→ **PROVIDED INFORMATION**
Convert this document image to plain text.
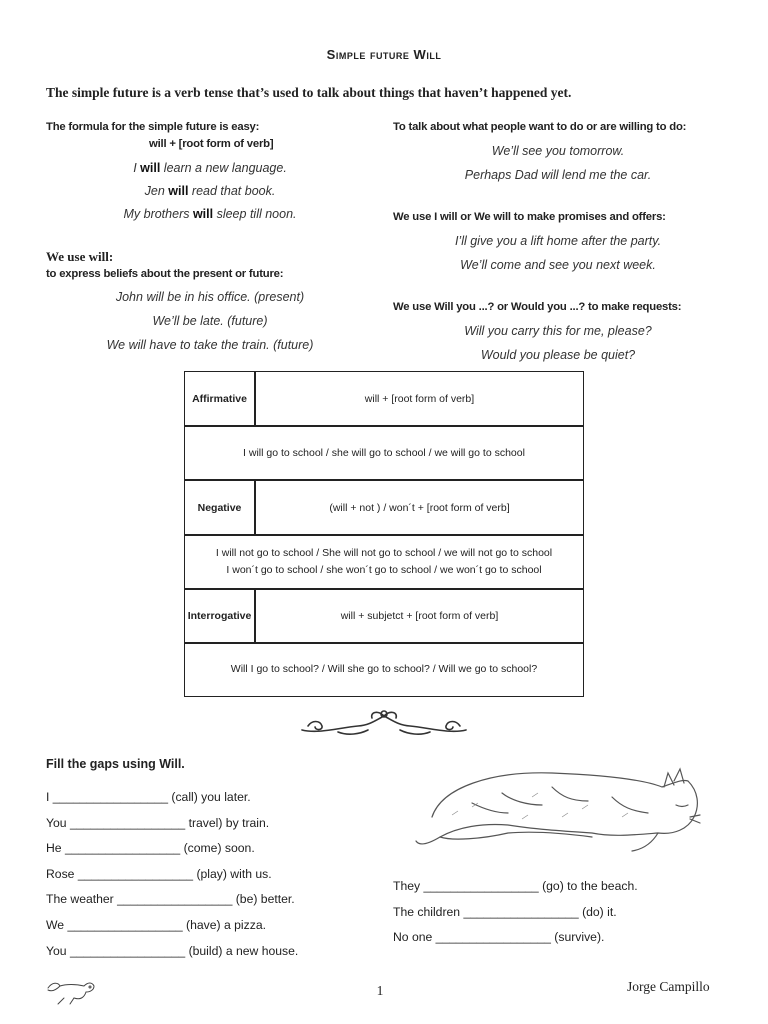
Simple future Will
The simple future is a verb tense that’s used to talk about things that haven’t happened yet.
The formula for the simple future is easy:
will + [root form of verb]
I will learn a new language.
Jen will read that book.
My brothers will sleep till noon.
We use will:
to express beliefs about the present or future:
John will be in his office. (present)
We’ll be late. (future)
We will have to take the train. (future)
To talk about what people want to do or are willing to do:
We’ll see you tomorrow.
Perhaps Dad will lend me the car.
We use I will or We will to make promises and offers:
I’ll give you a lift home after the party.
We’ll come and see you next week.
We use Will you ...? or Would you ...? to make requests:
Will you carry this for me, please?
Would you please be quiet?
Affirmative	will + [root form of verb]
I will go to school / she will go to school / we will go to school
Negative	(will + not ) / won´t + [root form of verb]
I will not go to school / She will not go to school / we will not go to school
I won´t go to school / she won´t go to school / we won´t go to school
Interrogative	will + subjetct + [root form of verb]
Will I go to school? / Will she go to school? / Will we go to school?
Fill the gaps using Will.
I _________________ (call) you later.
You _________________ travel) by train.
He _________________ (come) soon.
Rose _________________ (play) with us.
The weather _________________ (be) better.
We _________________ (have) a pizza.
You _________________ (build) a new house.
They _________________ (go) to the beach.
The children _________________ (do) it.
No one _________________ (survive).
1	Jorge Campillo
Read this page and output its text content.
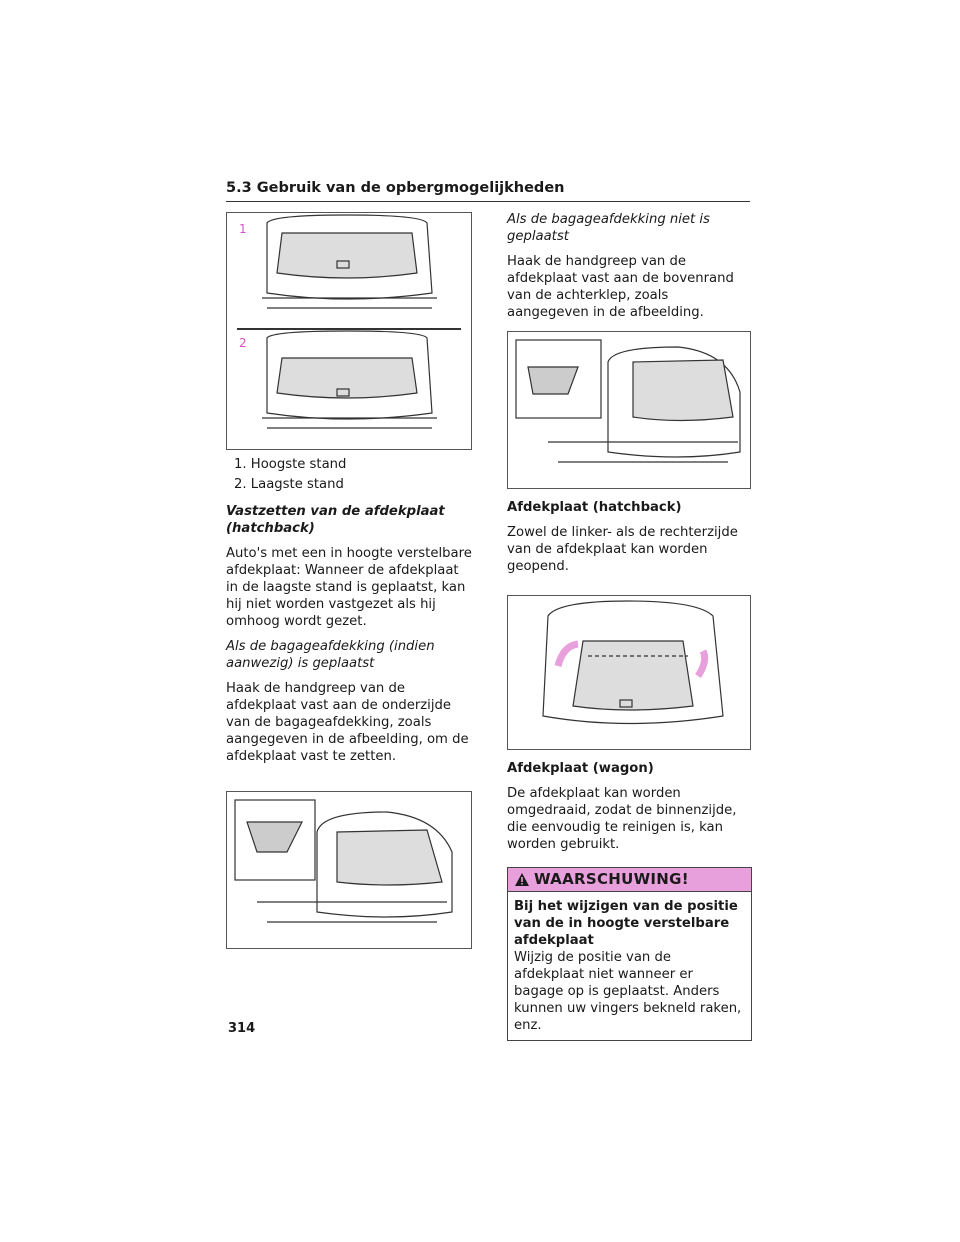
5.3 Gebruik van de opbergmogelijkheden
1
2
1. Hoogste stand
2. Laagste stand
Vastzetten van de afdekplaat (hatchback)
Auto's met een in hoogte verstelbare afdekplaat: Wanneer de afdekplaat in de laagste stand is geplaatst, kan hij niet worden vastgezet als hij omhoog wordt gezet.
Als de bagageafdekking (indien aanwezig) is geplaatst
Haak de handgreep van de afdekplaat vast aan de onderzijde van de bagageafdekking, zoals aangegeven in de afbeelding, om de afdekplaat vast te zetten.
Als de bagageafdekking niet is geplaatst
Haak de handgreep van de afdekplaat vast aan de bovenrand van de achterklep, zoals aangegeven in de afbeelding.
Afdekplaat (hatchback)
Zowel de linker- als de rechterzijde van de afdekplaat kan worden geopend.
Afdekplaat (wagon)
De afdekplaat kan worden omgedraaid, zodat de binnenzijde, die eenvoudig te reinigen is, kan worden gebruikt.
WAARSCHUWING!
Bij het wijzigen van de positie van de in hoogte verstelbare afdekplaat
Wijzig de positie van de afdekplaat niet wanneer er bagage op is geplaatst. Anders kunnen uw vingers bekneld raken, enz.
314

→ **REQUIRED WORK**
Work out how many lines of the data above contain the string "this" and give the number alone.

→ **RIGHT ANSWER**
3